Short problem
Copy every line that mentions the word "érzem".

** begin Records for this task **

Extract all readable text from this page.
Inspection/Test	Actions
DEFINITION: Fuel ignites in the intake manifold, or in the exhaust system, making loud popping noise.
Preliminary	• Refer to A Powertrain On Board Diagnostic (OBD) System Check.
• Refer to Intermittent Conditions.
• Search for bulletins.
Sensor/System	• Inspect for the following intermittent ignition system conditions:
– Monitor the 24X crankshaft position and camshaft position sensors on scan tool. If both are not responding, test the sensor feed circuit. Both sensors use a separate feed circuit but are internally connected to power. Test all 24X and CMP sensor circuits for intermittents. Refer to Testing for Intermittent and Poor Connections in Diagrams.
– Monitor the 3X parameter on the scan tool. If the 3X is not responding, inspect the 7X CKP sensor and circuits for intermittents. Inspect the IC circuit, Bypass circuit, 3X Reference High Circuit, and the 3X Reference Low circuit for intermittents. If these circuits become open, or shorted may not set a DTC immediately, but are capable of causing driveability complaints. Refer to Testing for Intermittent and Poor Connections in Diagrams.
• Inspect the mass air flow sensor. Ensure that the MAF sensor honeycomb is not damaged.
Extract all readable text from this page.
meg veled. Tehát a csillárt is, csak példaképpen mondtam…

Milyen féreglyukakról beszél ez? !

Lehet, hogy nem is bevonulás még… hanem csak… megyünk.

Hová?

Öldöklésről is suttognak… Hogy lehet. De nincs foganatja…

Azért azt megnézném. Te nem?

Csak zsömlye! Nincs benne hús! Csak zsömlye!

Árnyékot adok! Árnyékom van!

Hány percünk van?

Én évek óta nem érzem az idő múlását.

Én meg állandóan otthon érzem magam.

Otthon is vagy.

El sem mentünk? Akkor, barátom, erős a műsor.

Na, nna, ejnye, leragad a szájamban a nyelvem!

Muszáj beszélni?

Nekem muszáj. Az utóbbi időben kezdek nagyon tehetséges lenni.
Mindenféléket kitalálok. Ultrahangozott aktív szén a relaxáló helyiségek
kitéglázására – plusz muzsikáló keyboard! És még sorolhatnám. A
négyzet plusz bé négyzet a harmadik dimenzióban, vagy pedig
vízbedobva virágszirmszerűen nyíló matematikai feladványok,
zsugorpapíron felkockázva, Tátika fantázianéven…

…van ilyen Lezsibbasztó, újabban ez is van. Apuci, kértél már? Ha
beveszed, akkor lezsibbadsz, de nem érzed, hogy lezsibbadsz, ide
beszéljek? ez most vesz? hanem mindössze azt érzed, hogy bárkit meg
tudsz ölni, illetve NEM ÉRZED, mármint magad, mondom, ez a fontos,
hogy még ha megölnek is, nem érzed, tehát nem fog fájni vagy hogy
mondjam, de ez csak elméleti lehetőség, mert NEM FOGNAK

** end Records for this task **

Result of this exercise
Én évek óta nem érzem az idő múlását.
Én meg állandóan otthon érzem magam.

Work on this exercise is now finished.